Required work: Scan the data that follows and count the lines with the string "Pune"; answer with the count alone.

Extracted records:
==============================

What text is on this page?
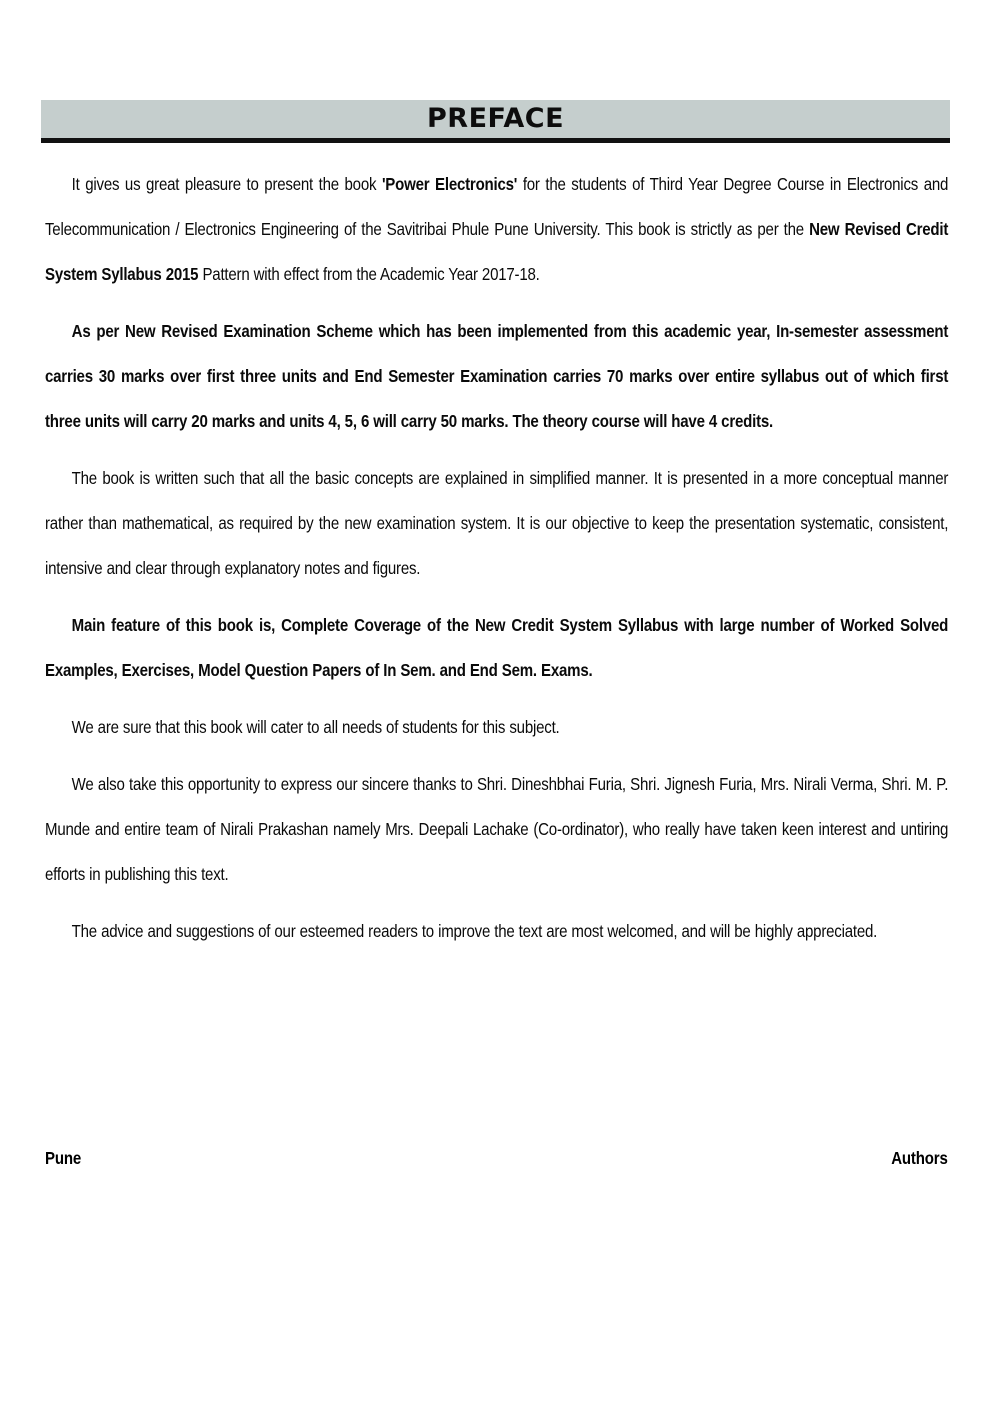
PREFACE

It gives us great pleasure to present the book 'Power Electronics' for the students of Third Year Degree Course in Electronics and Telecommunication / Electronics Engineering of the Savitribai Phule Pune University. This book is strictly as per the New Revised Credit System Syllabus 2015 Pattern with effect from the Academic Year 2017-18.

As per New Revised Examination Scheme which has been implemented from this academic year, In-semester assessment carries 30 marks over first three units and End Semester Examination carries 70 marks over entire syllabus out of which first three units will carry 20 marks and units 4, 5, 6 will carry 50 marks. The theory course will have 4 credits.

The book is written such that all the basic concepts are explained in simplified manner. It is presented in a more conceptual manner rather than mathematical, as required by the new examination system. It is our objective to keep the presentation systematic, consistent, intensive and clear through explanatory notes and figures.

Main feature of this book is, Complete Coverage of the New Credit System Syllabus with large number of Worked Solved Examples, Exercises, Model Question Papers of In Sem. and End Sem. Exams.

We are sure that this book will cater to all needs of students for this subject.

We also take this opportunity to express our sincere thanks to Shri. Dineshbhai Furia, Shri. Jignesh Furia, Mrs. Nirali Verma, Shri. M. P. Munde and entire team of Nirali Prakashan namely Mrs. Deepali Lachake (Co-ordinator), who really have taken keen interest and untiring efforts in publishing this text.

The advice and suggestions of our esteemed readers to improve the text are most welcomed, and will be highly appreciated.

Pune	Authors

==============================

Completed exercise: 2